## AIM OF THE TASK
With the pictures left out, copy the listing below exactly.

## RECORDS PROVIDED
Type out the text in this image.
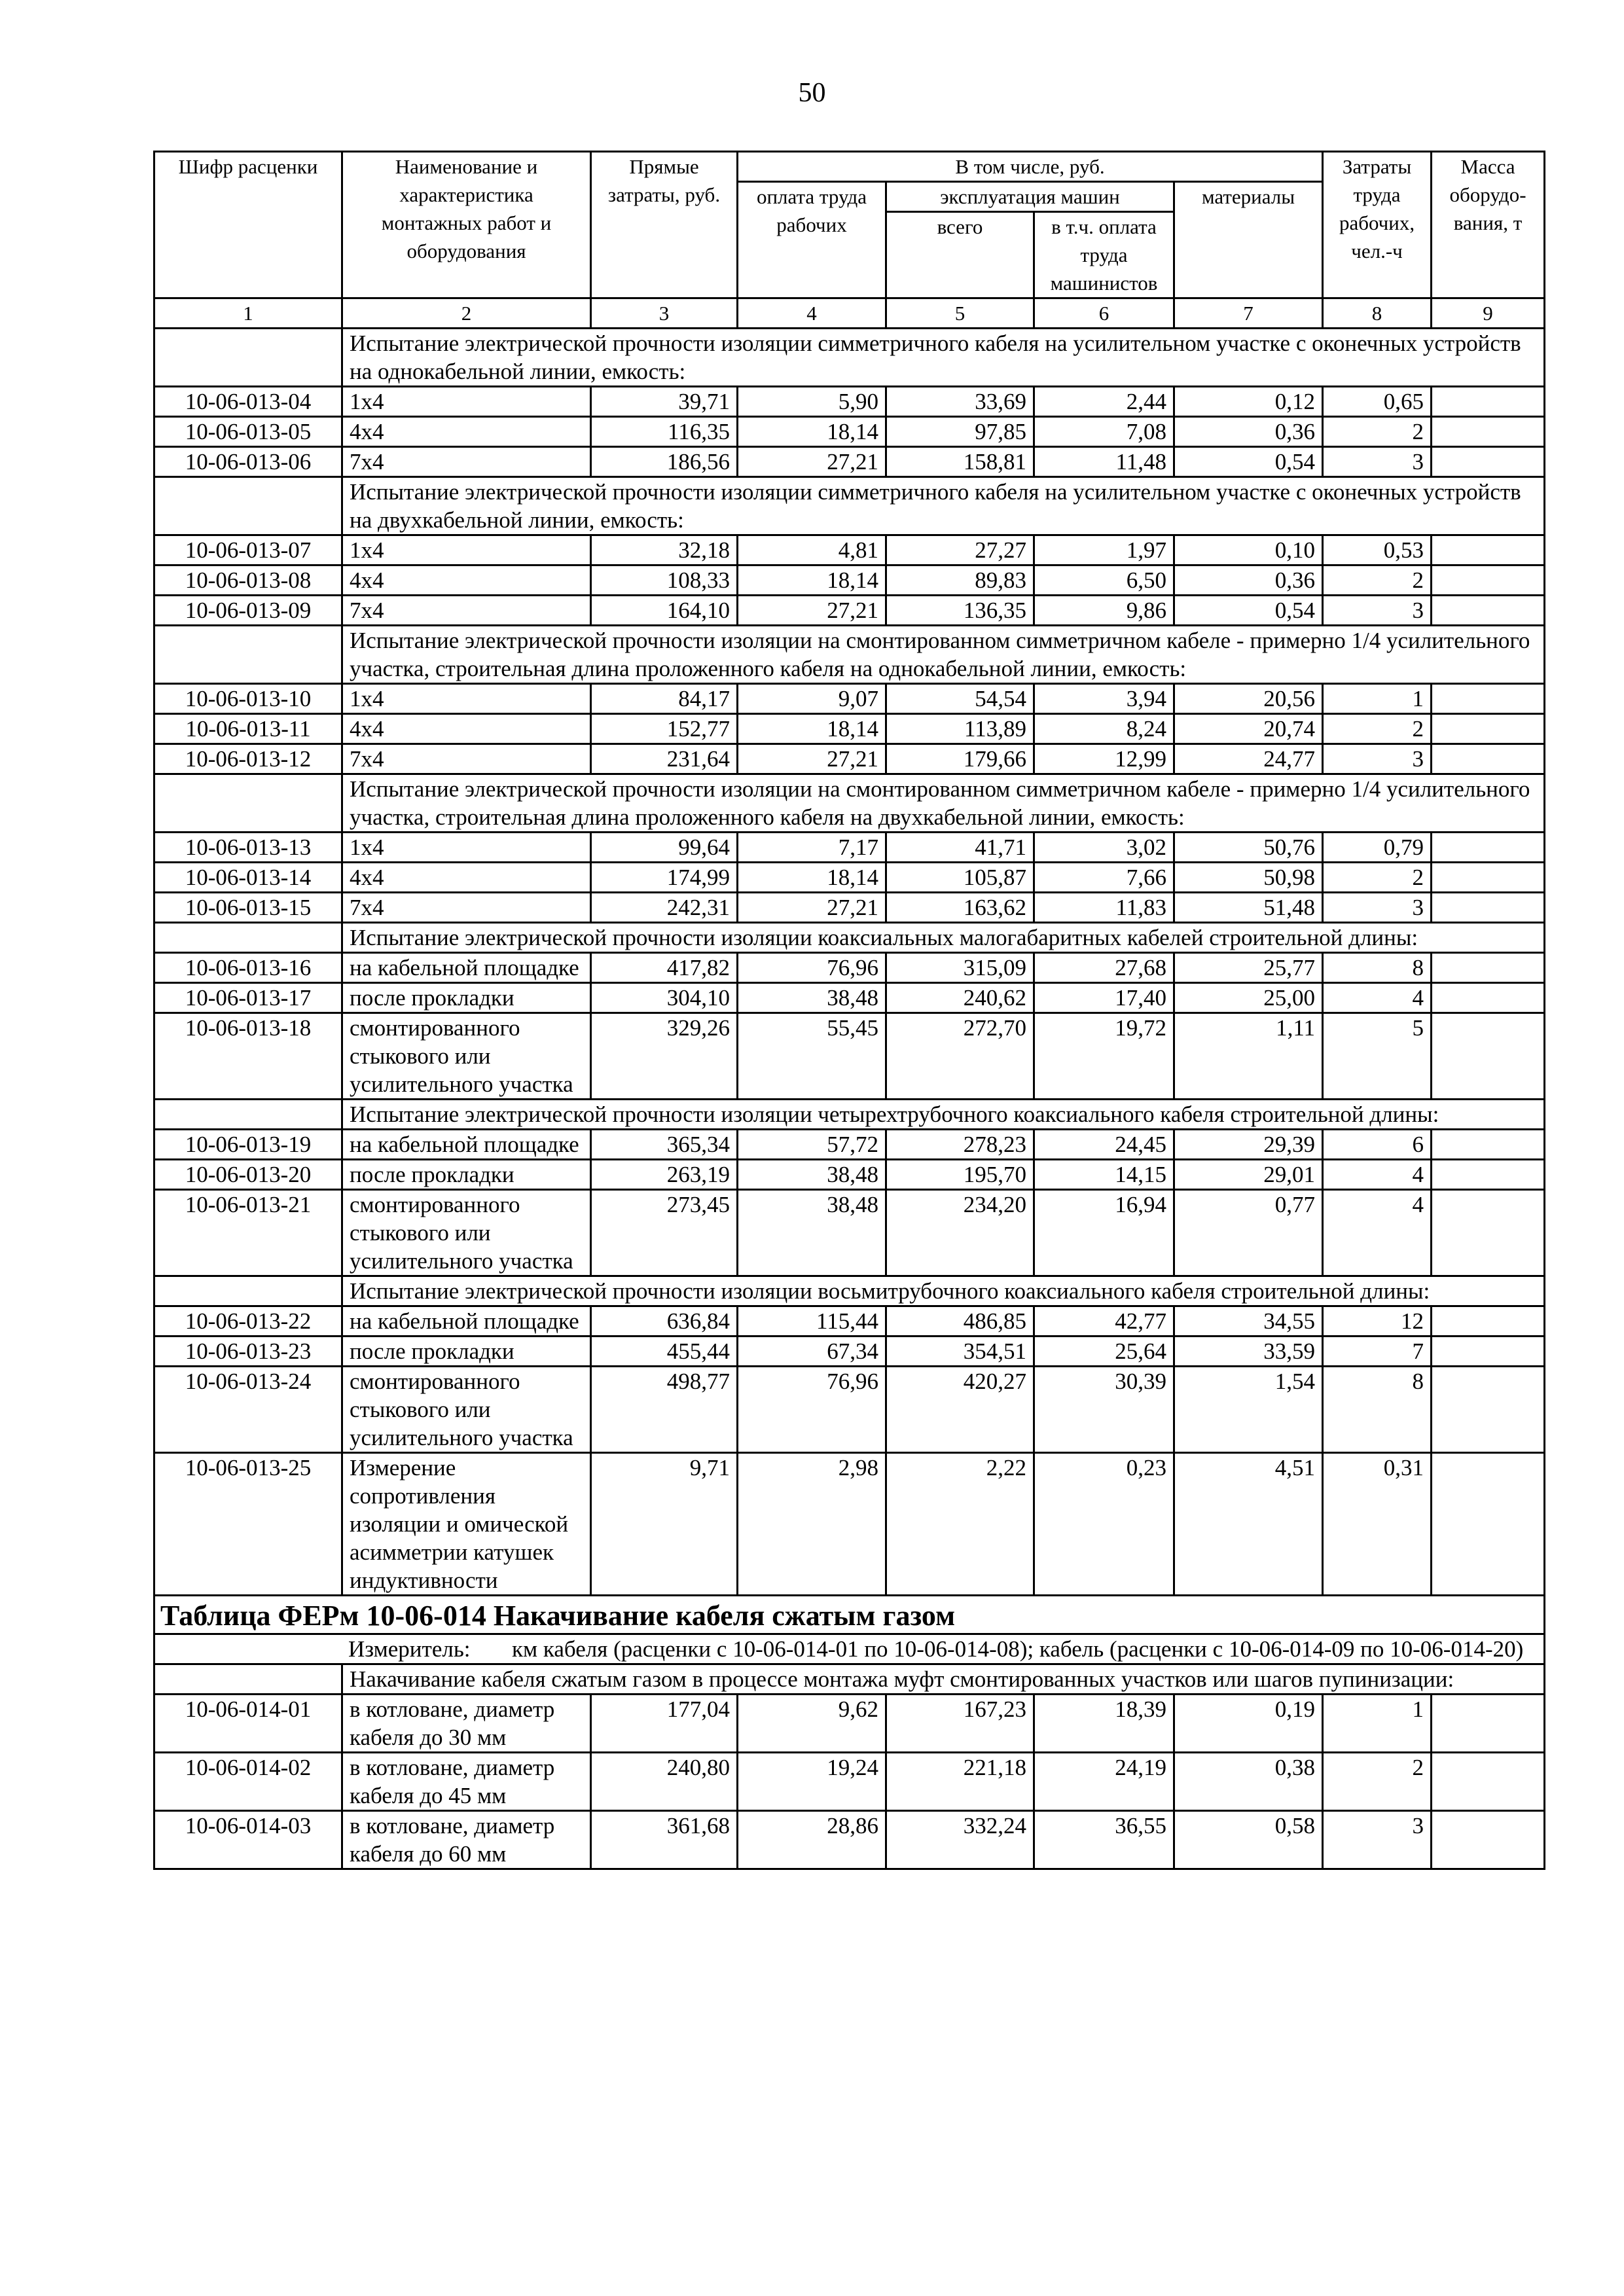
50
Шифр расценки	Наименование и характеристика монтажных работ и оборудования	Прямые затраты, руб.	В том числе, руб.				Затраты труда рабочих, чел.-ч	Масса оборудо-вания, т
			оплата труда рабочих	эксплуатация машин		материалы		
				всего	в т.ч. оплата труда машинистов			
1	2	3	4	5	6	7	8	9
	Испытание электрической прочности изоляции симметричного кабеля на усилительном участке с оконечных устройств на однокабельной линии, емкость:							
10-06-013-04	1х4	39,71	5,90	33,69	2,44	0,12	0,65	
10-06-013-05	4х4	116,35	18,14	97,85	7,08	0,36	2	
10-06-013-06	7х4	186,56	27,21	158,81	11,48	0,54	3	
	Испытание электрической прочности изоляции симметричного кабеля на усилительном участке с оконечных устройств на двухкабельной линии, емкость:							
10-06-013-07	1х4	32,18	4,81	27,27	1,97	0,10	0,53	
10-06-013-08	4х4	108,33	18,14	89,83	6,50	0,36	2	
10-06-013-09	7х4	164,10	27,21	136,35	9,86	0,54	3	
	Испытание электрической прочности изоляции на смонтированном симметричном кабеле - примерно 1/4 усилительного участка, строительная длина проложенного кабеля на однокабельной линии, емкость:							
10-06-013-10	1х4	84,17	9,07	54,54	3,94	20,56	1	
10-06-013-11	4х4	152,77	18,14	113,89	8,24	20,74	2	
10-06-013-12	7х4	231,64	27,21	179,66	12,99	24,77	3	
	Испытание электрической прочности изоляции на смонтированном симметричном кабеле - примерно 1/4 усилительного участка, строительная длина проложенного кабеля на двухкабельной линии, емкость:							
10-06-013-13	1х4	99,64	7,17	41,71	3,02	50,76	0,79	
10-06-013-14	4х4	174,99	18,14	105,87	7,66	50,98	2	
10-06-013-15	7х4	242,31	27,21	163,62	11,83	51,48	3	
	Испытание электрической прочности изоляции коаксиальных малогабаритных кабелей строительной длины:							
10-06-013-16	на кабельной площадке	417,82	76,96	315,09	27,68	25,77	8	
10-06-013-17	после прокладки	304,10	38,48	240,62	17,40	25,00	4	
10-06-013-18	смонтированного стыкового или усилительного участка	329,26	55,45	272,70	19,72	1,11	5	
	Испытание электрической прочности изоляции четырехтрубочного коаксиального кабеля строительной длины:							
10-06-013-19	на кабельной площадке	365,34	57,72	278,23	24,45	29,39	6	
10-06-013-20	после прокладки	263,19	38,48	195,70	14,15	29,01	4	
10-06-013-21	смонтированного стыкового или усилительного участка	273,45	38,48	234,20	16,94	0,77	4	
	Испытание электрической прочности изоляции восьмитрубочного коаксиального кабеля строительной длины:							
10-06-013-22	на кабельной площадке	636,84	115,44	486,85	42,77	34,55	12	
10-06-013-23	после прокладки	455,44	67,34	354,51	25,64	33,59	7	
10-06-013-24	смонтированного стыкового или усилительного участка	498,77	76,96	420,27	30,39	1,54	8	
10-06-013-25	Измерение сопротивления изоляции и омической асимметрии катушек индуктивности	9,71	2,98	2,22	0,23	4,51	0,31	
Таблица ФЕРм 10-06-014 Накачивание кабеля сжатым газом								

Измеритель: км кабеля (расценки с 10-06-014-01 по 10-06-014-08); кабель (расценки с 10-06-014-09 по 10-06-014-20)								

	Накачивание кабеля сжатым газом в процессе монтажа муфт смонтированных участков или шагов пупинизации:							
10-06-014-01	в котловане, диаметр кабеля до 30 мм	177,04	9,62	167,23	18,39	0,19	1	
10-06-014-02	в котловане, диаметр кабеля до 45 мм	240,80	19,24	221,18	24,19	0,38	2	
10-06-014-03	в котловане, диаметр кабеля до 60 мм	361,68	28,86	332,24	36,55	0,58	3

## CORRECT OUTPUT
Type out the text in this image.
50
Шифр расценки	Наименование и характеристика монтажных работ и оборудования	Прямые затраты, руб.	В том числе, руб.				Затраты труда рабочих, чел.-ч	Масса оборудо-вания, т
			оплата труда рабочих	эксплуатация машин		материалы		
				всего	в т.ч. оплата труда машинистов			
1	2	3	4	5	6	7	8	9
	Испытание электрической прочности изоляции симметричного кабеля на усилительном участке с оконечных устройств на однокабельной линии, емкость:							
10-06-013-04	1х4	39,71	5,90	33,69	2,44	0,12	0,65	
10-06-013-05	4х4	116,35	18,14	97,85	7,08	0,36	2	
10-06-013-06	7х4	186,56	27,21	158,81	11,48	0,54	3	
	Испытание электрической прочности изоляции симметричного кабеля на усилительном участке с оконечных устройств на двухкабельной линии, емкость:							
10-06-013-07	1х4	32,18	4,81	27,27	1,97	0,10	0,53	
10-06-013-08	4х4	108,33	18,14	89,83	6,50	0,36	2	
10-06-013-09	7х4	164,10	27,21	136,35	9,86	0,54	3	
	Испытание электрической прочности изоляции на смонтированном симметричном кабеле - примерно 1/4 усилительного участка, строительная длина проложенного кабеля на однокабельной линии, емкость:							
10-06-013-10	1х4	84,17	9,07	54,54	3,94	20,56	1	
10-06-013-11	4х4	152,77	18,14	113,89	8,24	20,74	2	
10-06-013-12	7х4	231,64	27,21	179,66	12,99	24,77	3	
	Испытание электрической прочности изоляции на смонтированном симметричном кабеле - примерно 1/4 усилительного участка, строительная длина проложенного кабеля на двухкабельной линии, емкость:							
10-06-013-13	1х4	99,64	7,17	41,71	3,02	50,76	0,79	
10-06-013-14	4х4	174,99	18,14	105,87	7,66	50,98	2	
10-06-013-15	7х4	242,31	27,21	163,62	11,83	51,48	3	
	Испытание электрической прочности изоляции коаксиальных малогабаритных кабелей строительной длины:							
10-06-013-16	на кабельной площадке	417,82	76,96	315,09	27,68	25,77	8	
10-06-013-17	после прокладки	304,10	38,48	240,62	17,40	25,00	4	
10-06-013-18	смонтированного стыкового или усилительного участка	329,26	55,45	272,70	19,72	1,11	5	
	Испытание электрической прочности изоляции четырехтрубочного коаксиального кабеля строительной длины:							
10-06-013-19	на кабельной площадке	365,34	57,72	278,23	24,45	29,39	6	
10-06-013-20	после прокладки	263,19	38,48	195,70	14,15	29,01	4	
10-06-013-21	смонтированного стыкового или усилительного участка	273,45	38,48	234,20	16,94	0,77	4	
	Испытание электрической прочности изоляции восьмитрубочного коаксиального кабеля строительной длины:							
10-06-013-22	на кабельной площадке	636,84	115,44	486,85	42,77	34,55	12	
10-06-013-23	после прокладки	455,44	67,34	354,51	25,64	33,59	7	
10-06-013-24	смонтированного стыкового или усилительного участка	498,77	76,96	420,27	30,39	1,54	8	
10-06-013-25	Измерение сопротивления изоляции и омической асимметрии катушек индуктивности	9,71	2,98	2,22	0,23	4,51	0,31	
Таблица ФЕРм 10-06-014 Накачивание кабеля сжатым газом								

Измеритель: км кабеля (расценки с 10-06-014-01 по 10-06-014-08); кабель (расценки с 10-06-014-09 по 10-06-014-20)								

	Накачивание кабеля сжатым газом в процессе монтажа муфт смонтированных участков или шагов пупинизации:							
10-06-014-01	в котловане, диаметр кабеля до 30 мм	177,04	9,62	167,23	18,39	0,19	1	
10-06-014-02	в котловане, диаметр кабеля до 45 мм	240,80	19,24	221,18	24,19	0,38	2	
10-06-014-03	в котловане, диаметр кабеля до 60 мм	361,68	28,86	332,24	36,55	0,58	3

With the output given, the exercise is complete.